• [To do]: Copy each line that holds "太上洞玄灵宝无量度人上品妙经".

• [Records for the exercise]:

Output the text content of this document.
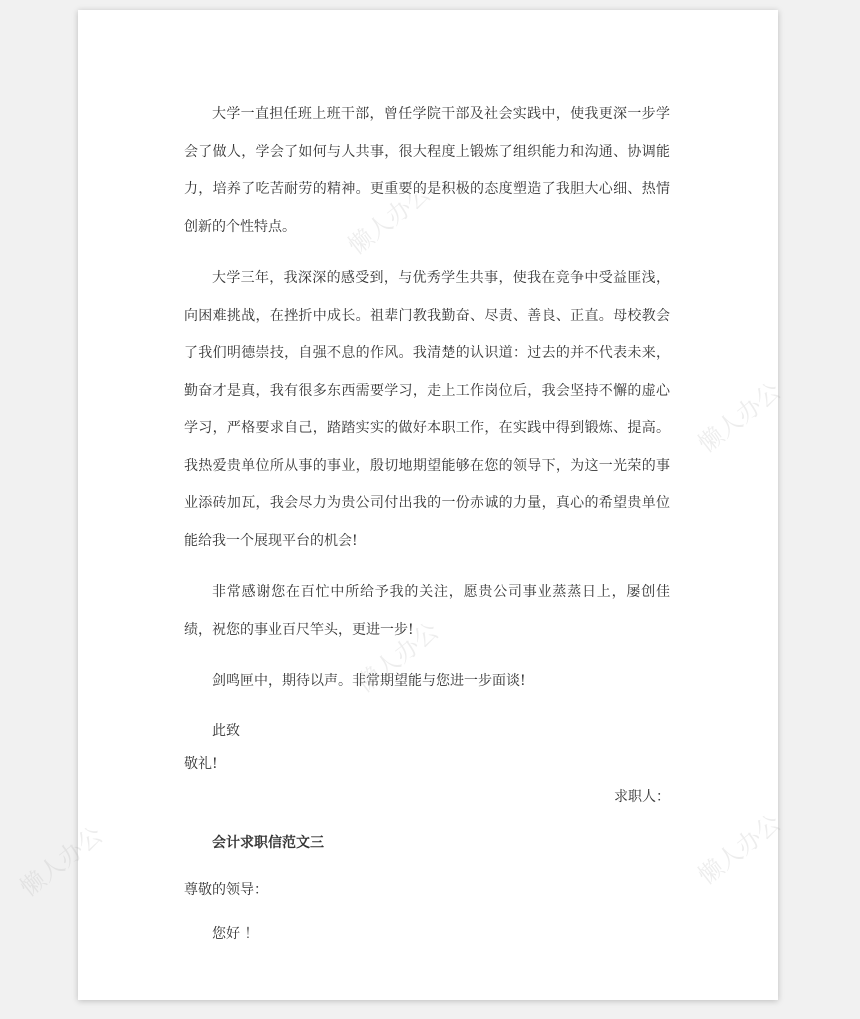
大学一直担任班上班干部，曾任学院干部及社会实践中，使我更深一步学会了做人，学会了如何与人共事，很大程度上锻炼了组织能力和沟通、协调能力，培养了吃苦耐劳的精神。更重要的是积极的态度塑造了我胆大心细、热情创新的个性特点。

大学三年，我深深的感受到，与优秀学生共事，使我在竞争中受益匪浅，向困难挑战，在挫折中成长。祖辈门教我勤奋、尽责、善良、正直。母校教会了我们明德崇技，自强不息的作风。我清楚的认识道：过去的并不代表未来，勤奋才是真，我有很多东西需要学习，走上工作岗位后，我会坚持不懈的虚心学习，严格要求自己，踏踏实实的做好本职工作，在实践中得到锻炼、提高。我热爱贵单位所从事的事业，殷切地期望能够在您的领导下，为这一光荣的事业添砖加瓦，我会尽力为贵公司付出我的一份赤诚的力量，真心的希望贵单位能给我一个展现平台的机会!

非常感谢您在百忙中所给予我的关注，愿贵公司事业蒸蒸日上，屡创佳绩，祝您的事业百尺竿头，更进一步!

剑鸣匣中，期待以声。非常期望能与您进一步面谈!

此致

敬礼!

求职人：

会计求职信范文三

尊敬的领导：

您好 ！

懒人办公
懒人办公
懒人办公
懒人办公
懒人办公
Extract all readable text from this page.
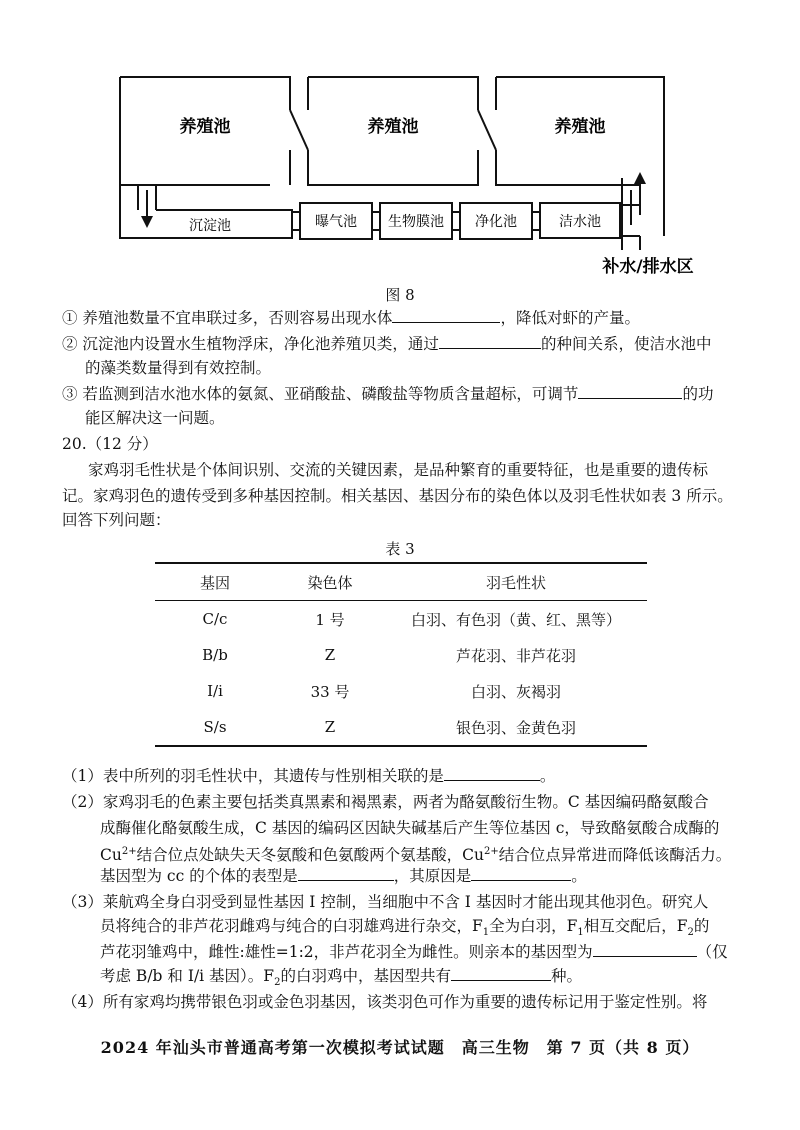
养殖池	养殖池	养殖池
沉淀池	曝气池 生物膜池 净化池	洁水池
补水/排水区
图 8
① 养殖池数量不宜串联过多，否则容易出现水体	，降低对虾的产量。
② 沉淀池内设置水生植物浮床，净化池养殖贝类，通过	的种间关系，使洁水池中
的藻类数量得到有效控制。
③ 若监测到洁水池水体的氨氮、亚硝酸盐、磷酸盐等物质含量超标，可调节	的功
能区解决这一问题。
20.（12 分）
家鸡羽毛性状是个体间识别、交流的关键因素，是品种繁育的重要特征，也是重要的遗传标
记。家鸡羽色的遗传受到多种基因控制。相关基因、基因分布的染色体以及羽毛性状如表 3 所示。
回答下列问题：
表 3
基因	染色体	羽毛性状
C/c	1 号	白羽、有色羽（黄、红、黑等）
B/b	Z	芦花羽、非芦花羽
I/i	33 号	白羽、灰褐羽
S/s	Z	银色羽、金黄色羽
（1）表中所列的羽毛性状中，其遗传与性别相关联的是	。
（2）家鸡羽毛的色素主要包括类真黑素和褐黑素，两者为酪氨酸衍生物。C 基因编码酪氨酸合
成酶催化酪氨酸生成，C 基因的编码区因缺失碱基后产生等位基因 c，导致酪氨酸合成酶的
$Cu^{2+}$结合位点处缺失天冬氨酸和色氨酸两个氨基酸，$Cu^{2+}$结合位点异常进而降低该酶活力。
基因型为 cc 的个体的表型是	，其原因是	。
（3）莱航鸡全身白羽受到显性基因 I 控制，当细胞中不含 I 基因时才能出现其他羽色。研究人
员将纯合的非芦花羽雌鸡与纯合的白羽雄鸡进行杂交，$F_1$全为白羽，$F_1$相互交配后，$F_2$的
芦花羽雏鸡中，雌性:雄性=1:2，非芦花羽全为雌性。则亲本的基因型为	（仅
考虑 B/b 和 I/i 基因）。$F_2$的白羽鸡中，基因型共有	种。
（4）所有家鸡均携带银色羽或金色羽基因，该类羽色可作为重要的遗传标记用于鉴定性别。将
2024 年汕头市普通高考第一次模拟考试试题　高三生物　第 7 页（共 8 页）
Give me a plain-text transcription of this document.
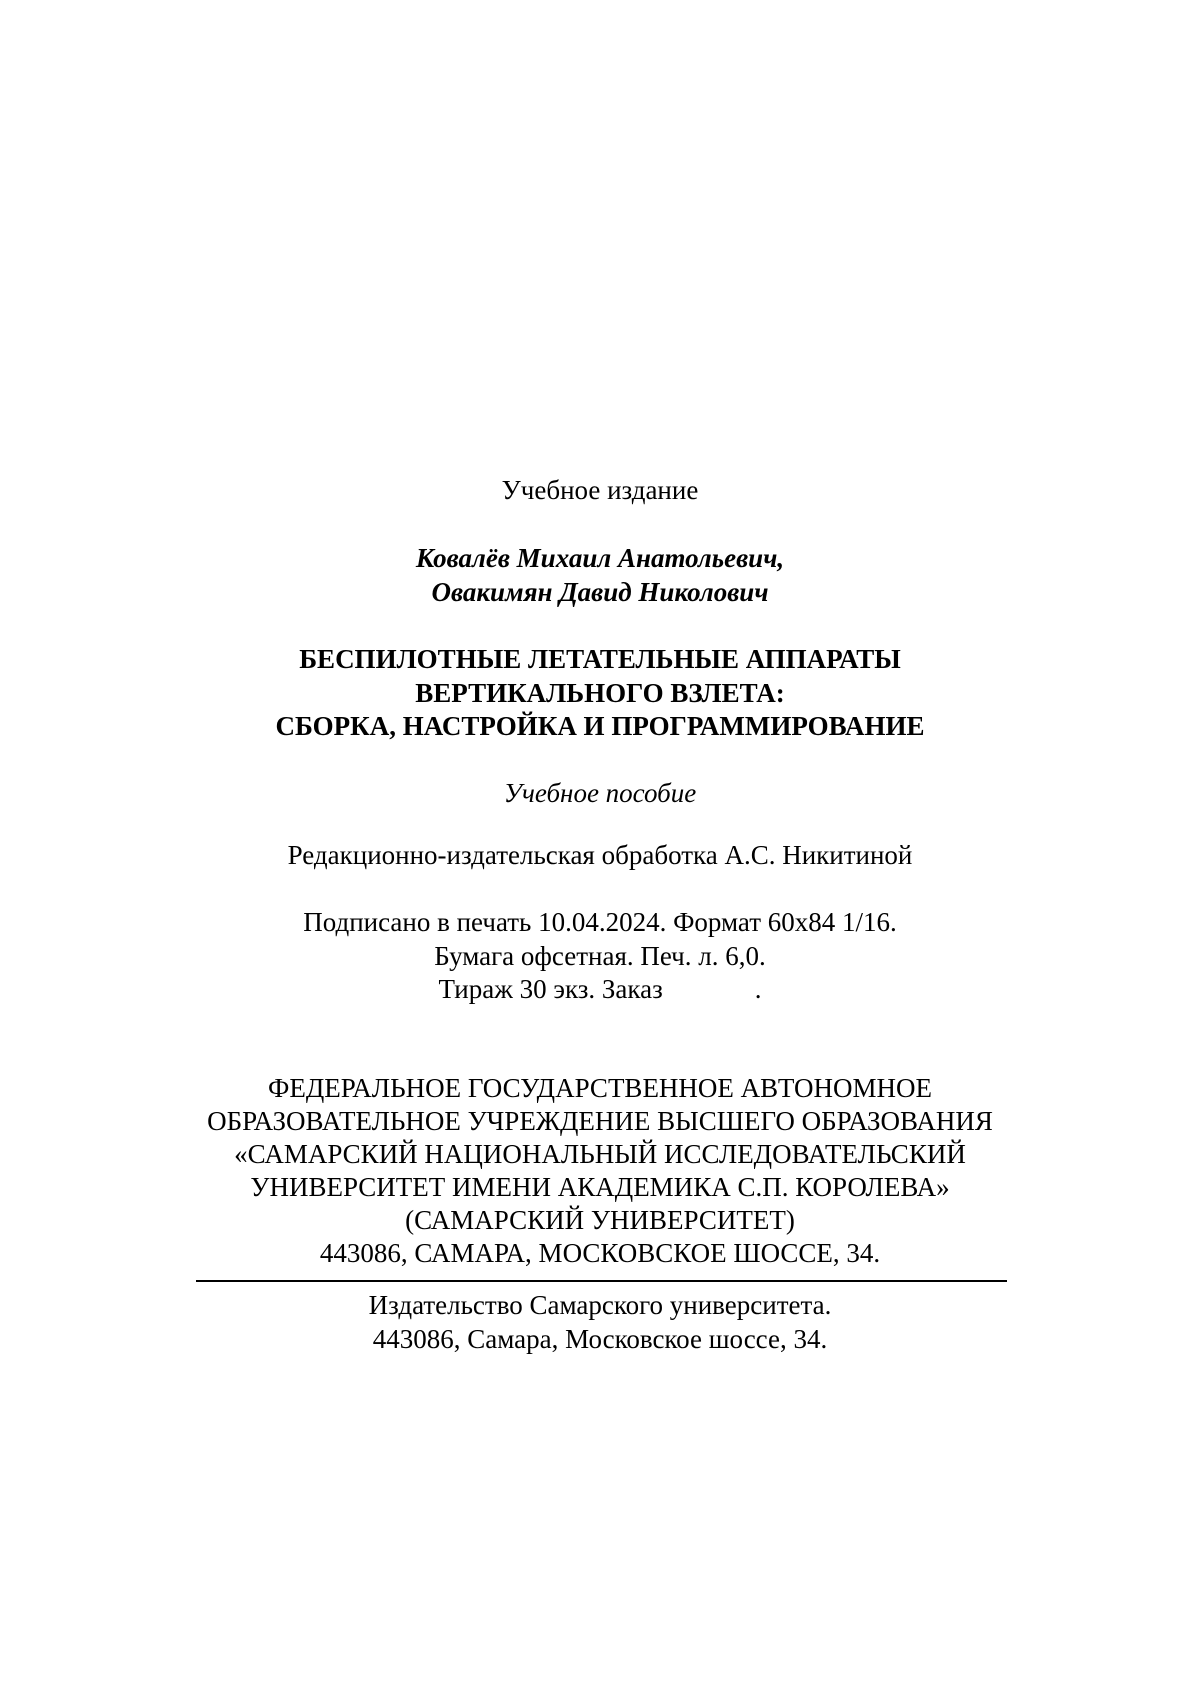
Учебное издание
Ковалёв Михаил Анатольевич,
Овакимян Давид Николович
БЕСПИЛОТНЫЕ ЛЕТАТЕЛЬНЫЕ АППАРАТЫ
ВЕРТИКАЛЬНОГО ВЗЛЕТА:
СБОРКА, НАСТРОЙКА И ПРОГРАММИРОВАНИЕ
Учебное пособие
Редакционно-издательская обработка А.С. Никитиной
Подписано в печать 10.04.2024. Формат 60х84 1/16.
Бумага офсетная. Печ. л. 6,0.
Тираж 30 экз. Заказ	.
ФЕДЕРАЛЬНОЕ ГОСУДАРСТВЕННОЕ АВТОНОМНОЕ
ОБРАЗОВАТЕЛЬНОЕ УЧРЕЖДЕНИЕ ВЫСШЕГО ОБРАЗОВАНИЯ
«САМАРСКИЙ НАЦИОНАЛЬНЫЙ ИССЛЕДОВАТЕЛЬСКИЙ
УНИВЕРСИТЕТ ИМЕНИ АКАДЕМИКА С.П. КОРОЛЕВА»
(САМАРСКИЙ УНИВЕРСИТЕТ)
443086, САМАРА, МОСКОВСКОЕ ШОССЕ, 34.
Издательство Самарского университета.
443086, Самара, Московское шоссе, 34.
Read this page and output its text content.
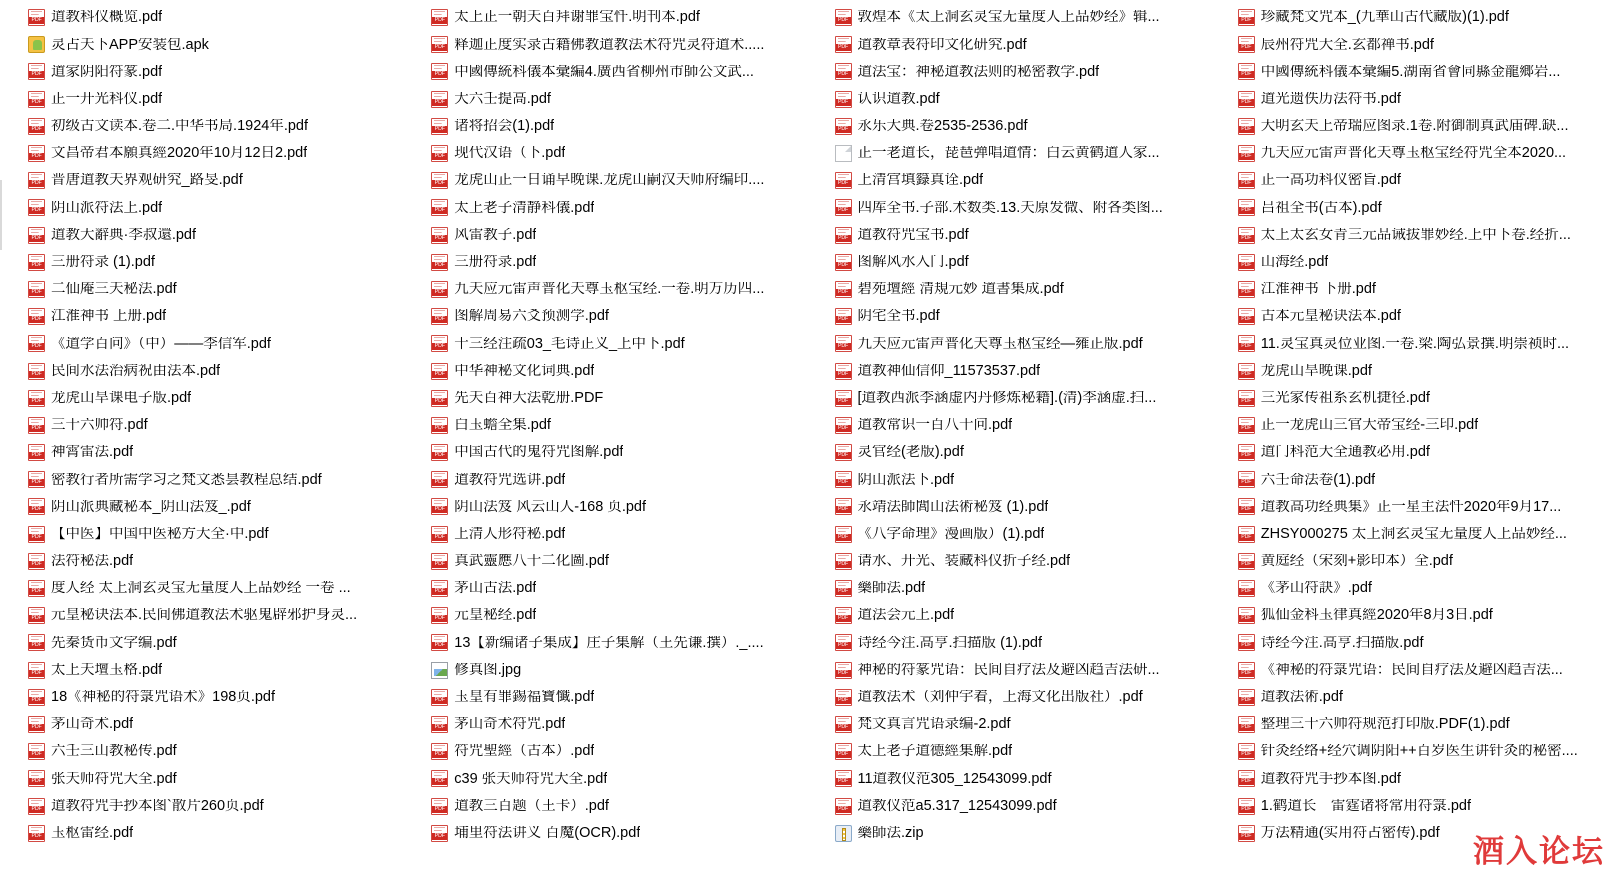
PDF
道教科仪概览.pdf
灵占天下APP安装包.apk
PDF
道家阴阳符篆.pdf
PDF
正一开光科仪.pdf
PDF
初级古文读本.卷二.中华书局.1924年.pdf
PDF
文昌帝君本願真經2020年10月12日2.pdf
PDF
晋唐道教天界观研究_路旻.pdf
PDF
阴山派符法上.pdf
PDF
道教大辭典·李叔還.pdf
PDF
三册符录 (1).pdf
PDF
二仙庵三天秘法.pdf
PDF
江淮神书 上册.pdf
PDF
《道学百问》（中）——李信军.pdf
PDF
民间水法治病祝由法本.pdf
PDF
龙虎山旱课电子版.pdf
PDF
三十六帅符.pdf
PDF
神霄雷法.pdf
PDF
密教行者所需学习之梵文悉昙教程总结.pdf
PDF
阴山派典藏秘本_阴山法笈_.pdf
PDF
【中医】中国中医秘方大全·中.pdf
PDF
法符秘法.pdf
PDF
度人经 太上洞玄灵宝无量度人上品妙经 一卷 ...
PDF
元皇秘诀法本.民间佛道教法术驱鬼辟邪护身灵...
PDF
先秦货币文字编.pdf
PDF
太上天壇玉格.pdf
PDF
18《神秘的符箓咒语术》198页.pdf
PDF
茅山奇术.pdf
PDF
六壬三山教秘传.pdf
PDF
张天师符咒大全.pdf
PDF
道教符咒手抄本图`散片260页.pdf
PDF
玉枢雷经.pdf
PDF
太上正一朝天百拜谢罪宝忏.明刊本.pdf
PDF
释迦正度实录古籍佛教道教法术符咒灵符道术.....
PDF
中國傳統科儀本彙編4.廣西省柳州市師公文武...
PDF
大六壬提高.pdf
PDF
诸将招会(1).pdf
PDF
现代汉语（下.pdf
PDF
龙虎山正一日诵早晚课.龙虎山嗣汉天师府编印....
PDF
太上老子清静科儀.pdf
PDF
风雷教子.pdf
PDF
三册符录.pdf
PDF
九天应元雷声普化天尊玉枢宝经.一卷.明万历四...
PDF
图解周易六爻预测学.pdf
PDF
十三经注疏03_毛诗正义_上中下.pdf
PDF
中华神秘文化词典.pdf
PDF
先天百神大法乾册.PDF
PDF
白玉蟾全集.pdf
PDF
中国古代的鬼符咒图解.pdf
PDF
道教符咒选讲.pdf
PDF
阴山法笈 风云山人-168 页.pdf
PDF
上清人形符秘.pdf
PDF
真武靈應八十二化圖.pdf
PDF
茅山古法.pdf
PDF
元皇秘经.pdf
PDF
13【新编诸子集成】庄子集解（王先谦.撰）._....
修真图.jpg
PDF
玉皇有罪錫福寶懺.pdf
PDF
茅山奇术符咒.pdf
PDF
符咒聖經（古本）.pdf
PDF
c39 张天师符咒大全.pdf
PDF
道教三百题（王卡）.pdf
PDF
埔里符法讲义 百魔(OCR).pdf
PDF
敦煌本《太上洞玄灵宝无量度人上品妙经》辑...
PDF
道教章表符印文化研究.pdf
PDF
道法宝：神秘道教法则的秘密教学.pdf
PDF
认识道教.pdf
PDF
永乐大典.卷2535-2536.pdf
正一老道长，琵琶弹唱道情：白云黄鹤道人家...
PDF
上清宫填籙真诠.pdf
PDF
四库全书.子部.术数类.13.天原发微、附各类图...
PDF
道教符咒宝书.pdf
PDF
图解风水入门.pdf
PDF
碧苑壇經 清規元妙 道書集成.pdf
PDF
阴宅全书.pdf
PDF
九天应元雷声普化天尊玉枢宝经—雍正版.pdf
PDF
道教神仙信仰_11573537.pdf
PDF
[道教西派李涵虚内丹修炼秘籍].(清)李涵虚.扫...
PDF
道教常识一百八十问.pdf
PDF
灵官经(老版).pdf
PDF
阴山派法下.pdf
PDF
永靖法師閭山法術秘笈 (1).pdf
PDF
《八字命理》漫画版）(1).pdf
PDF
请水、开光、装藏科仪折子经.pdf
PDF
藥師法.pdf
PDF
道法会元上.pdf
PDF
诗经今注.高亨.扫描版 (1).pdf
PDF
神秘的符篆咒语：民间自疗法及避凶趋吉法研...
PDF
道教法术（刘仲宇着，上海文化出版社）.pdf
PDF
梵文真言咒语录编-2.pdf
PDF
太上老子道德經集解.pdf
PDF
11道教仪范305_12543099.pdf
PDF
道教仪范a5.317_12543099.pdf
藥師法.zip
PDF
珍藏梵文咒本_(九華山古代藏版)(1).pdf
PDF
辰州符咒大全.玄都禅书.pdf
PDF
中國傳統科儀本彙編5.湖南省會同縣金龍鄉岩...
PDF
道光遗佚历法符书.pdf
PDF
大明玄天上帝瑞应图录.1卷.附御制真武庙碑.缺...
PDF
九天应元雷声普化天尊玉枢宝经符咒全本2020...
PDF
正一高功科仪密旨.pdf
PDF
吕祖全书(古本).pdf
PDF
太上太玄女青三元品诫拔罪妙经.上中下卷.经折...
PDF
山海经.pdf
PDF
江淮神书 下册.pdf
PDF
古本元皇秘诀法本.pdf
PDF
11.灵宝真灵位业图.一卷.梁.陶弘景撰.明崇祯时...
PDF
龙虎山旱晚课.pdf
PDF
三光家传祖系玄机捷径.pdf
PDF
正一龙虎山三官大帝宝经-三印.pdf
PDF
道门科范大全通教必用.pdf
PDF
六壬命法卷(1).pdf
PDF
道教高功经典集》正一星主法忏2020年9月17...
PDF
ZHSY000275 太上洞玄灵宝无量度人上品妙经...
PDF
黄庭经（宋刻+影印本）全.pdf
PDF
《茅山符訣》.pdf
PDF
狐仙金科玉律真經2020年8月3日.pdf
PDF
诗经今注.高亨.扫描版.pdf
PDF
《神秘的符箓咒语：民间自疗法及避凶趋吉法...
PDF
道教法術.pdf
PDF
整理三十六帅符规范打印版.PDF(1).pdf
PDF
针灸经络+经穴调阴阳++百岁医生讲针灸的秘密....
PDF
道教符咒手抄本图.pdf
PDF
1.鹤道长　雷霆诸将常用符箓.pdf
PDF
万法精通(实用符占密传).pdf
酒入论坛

• [Solved problem]:
度人经 太上洞玄灵宝无量度人上品妙经 一卷 ...
敦煌本《太上洞玄灵宝无量度人上品妙经》辑...
ZHSY000275 太上洞玄灵宝无量度人上品妙经...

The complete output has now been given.